[START Information supplied]

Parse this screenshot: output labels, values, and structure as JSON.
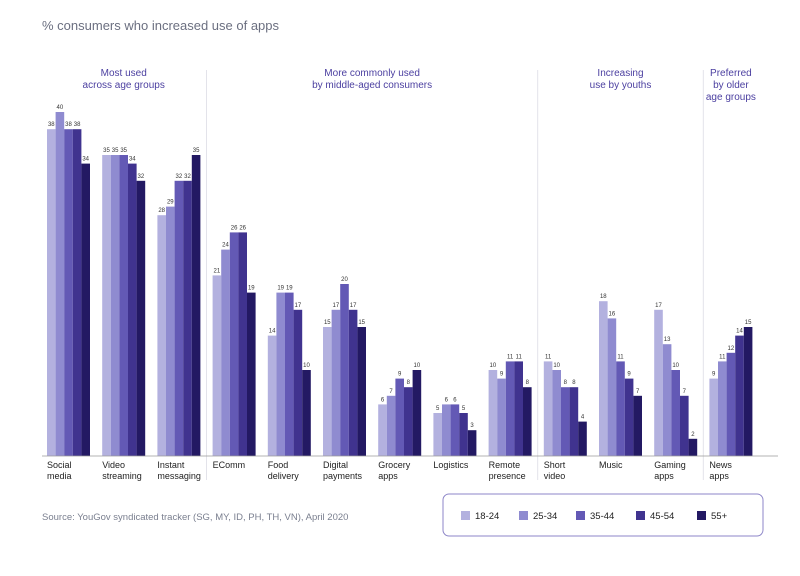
{
  "chart_data": {
    "type": "bar",
    "title": "% consumers who increased use of apps",
    "xlabel": "",
    "ylabel": "",
    "ylim": [
      0,
      40
    ],
    "categories": [
      [
        "Social",
        "media"
      ],
      [
        "Video",
        "streaming"
      ],
      [
        "Instant",
        "messaging"
      ],
      [
        "EComm"
      ],
      [
        "Food",
        "delivery"
      ],
      [
        "Digital",
        "payments"
      ],
      [
        "Grocery",
        "apps"
      ],
      [
        "Logistics"
      ],
      [
        "Remote",
        "presence"
      ],
      [
        "Short",
        "video"
      ],
      [
        "Music"
      ],
      [
        "Gaming",
        "apps"
      ],
      [
        "News",
        "apps"
      ]
    ],
    "series": [
      {
        "name": "18-24",
        "color": "#b3b1df",
        "values": [
          38,
          35,
          28,
          21,
          14,
          15,
          6,
          5,
          10,
          11,
          18,
          17,
          9
        ]
      },
      {
        "name": "25-34",
        "color": "#8f8bd0",
        "values": [
          40,
          35,
          29,
          24,
          19,
          17,
          7,
          6,
          9,
          10,
          16,
          13,
          11
        ]
      },
      {
        "name": "35-44",
        "color": "#6359b5",
        "values": [
          38,
          35,
          32,
          26,
          19,
          20,
          9,
          6,
          11,
          8,
          11,
          10,
          12
        ]
      },
      {
        "name": "45-54",
        "color": "#40338f",
        "values": [
          38,
          34,
          32,
          26,
          17,
          17,
          8,
          5,
          11,
          8,
          9,
          7,
          14
        ]
      },
      {
        "name": "55+",
        "color": "#231963",
        "values": [
          34,
          32,
          35,
          19,
          10,
          15,
          10,
          3,
          8,
          4,
          7,
          2,
          15
        ]
      }
    ],
    "groups": [
      {
        "lines": [
          "Most used",
          "across age groups"
        ],
        "categories": [
          0,
          1,
          2
        ]
      },
      {
        "lines": [
          "More commonly used",
          "by middle-aged consumers"
        ],
        "categories": [
          3,
          4,
          5,
          6,
          7,
          8
        ]
      },
      {
        "lines": [
          "Increasing",
          "use by youths"
        ],
        "categories": [
          9,
          10,
          11
        ]
      },
      {
        "lines": [
          "Preferred",
          "by older",
          "age groups"
        ],
        "categories": [
          12
        ]
      }
    ],
    "legend": {
      "position": "bottom-right"
    }
  },
  "source": "Source: YouGov syndicated tracker (SG, MY, ID, PH, TH, VN), April 2020"
}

[END Information supplied]

Written instruction: The data above needs to be retyped exactly, with the images left out.

Result:
Parse this screenshot: output labels, values, and structure as JSON.
{
  "chart_data": {
    "type": "bar",
    "title": "% consumers who increased use of apps",
    "xlabel": "",
    "ylabel": "",
    "ylim": [
      0,
      40
    ],
    "categories": [
      [
        "Social",
        "media"
      ],
      [
        "Video",
        "streaming"
      ],
      [
        "Instant",
        "messaging"
      ],
      [
        "EComm"
      ],
      [
        "Food",
        "delivery"
      ],
      [
        "Digital",
        "payments"
      ],
      [
        "Grocery",
        "apps"
      ],
      [
        "Logistics"
      ],
      [
        "Remote",
        "presence"
      ],
      [
        "Short",
        "video"
      ],
      [
        "Music"
      ],
      [
        "Gaming",
        "apps"
      ],
      [
        "News",
        "apps"
      ]
    ],
    "series": [
      {
        "name": "18-24",
        "color": "#b3b1df",
        "values": [
          38,
          35,
          28,
          21,
          14,
          15,
          6,
          5,
          10,
          11,
          18,
          17,
          9
        ]
      },
      {
        "name": "25-34",
        "color": "#8f8bd0",
        "values": [
          40,
          35,
          29,
          24,
          19,
          17,
          7,
          6,
          9,
          10,
          16,
          13,
          11
        ]
      },
      {
        "name": "35-44",
        "color": "#6359b5",
        "values": [
          38,
          35,
          32,
          26,
          19,
          20,
          9,
          6,
          11,
          8,
          11,
          10,
          12
        ]
      },
      {
        "name": "45-54",
        "color": "#40338f",
        "values": [
          38,
          34,
          32,
          26,
          17,
          17,
          8,
          5,
          11,
          8,
          9,
          7,
          14
        ]
      },
      {
        "name": "55+",
        "color": "#231963",
        "values": [
          34,
          32,
          35,
          19,
          10,
          15,
          10,
          3,
          8,
          4,
          7,
          2,
          15
        ]
      }
    ],
    "groups": [
      {
        "lines": [
          "Most used",
          "across age groups"
        ],
        "categories": [
          0,
          1,
          2
        ]
      },
      {
        "lines": [
          "More commonly used",
          "by middle-aged consumers"
        ],
        "categories": [
          3,
          4,
          5,
          6,
          7,
          8
        ]
      },
      {
        "lines": [
          "Increasing",
          "use by youths"
        ],
        "categories": [
          9,
          10,
          11
        ]
      },
      {
        "lines": [
          "Preferred",
          "by older",
          "age groups"
        ],
        "categories": [
          12
        ]
      }
    ],
    "legend": {
      "position": "bottom-right"
    }
  },
  "source": "Source: YouGov syndicated tracker (SG, MY, ID, PH, TH, VN), April 2020"
}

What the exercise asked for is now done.